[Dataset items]
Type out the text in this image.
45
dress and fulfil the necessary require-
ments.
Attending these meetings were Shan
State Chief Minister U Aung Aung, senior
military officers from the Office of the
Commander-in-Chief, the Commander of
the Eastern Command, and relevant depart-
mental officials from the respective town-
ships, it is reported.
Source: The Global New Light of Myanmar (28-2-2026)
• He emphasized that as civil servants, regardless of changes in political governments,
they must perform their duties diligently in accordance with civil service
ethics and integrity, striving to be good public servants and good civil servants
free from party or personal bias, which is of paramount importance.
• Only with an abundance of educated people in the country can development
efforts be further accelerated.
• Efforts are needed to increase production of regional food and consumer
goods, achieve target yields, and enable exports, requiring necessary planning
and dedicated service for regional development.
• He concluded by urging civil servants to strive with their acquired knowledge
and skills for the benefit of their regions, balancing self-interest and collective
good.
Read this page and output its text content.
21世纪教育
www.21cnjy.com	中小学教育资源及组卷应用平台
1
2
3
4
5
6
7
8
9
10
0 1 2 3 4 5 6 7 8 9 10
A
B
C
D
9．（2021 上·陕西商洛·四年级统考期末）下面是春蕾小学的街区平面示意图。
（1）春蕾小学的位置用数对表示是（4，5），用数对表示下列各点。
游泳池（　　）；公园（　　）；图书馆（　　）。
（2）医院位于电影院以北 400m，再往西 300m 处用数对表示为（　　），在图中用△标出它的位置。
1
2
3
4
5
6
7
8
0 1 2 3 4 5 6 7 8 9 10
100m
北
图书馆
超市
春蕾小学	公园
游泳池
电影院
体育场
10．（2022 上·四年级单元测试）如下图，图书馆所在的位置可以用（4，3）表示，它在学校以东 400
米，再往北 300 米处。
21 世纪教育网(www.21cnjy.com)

» **Exercise details**:
Pick each line holding the word "civil" out of the data and copy it.

» **Solution**:
• He emphasized that as civil servants, regardless of changes in political governments,
they must perform their duties diligently in accordance with civil service
ethics and integrity, striving to be good public servants and good civil servants
• He concluded by urging civil servants to strive with their acquired knowledge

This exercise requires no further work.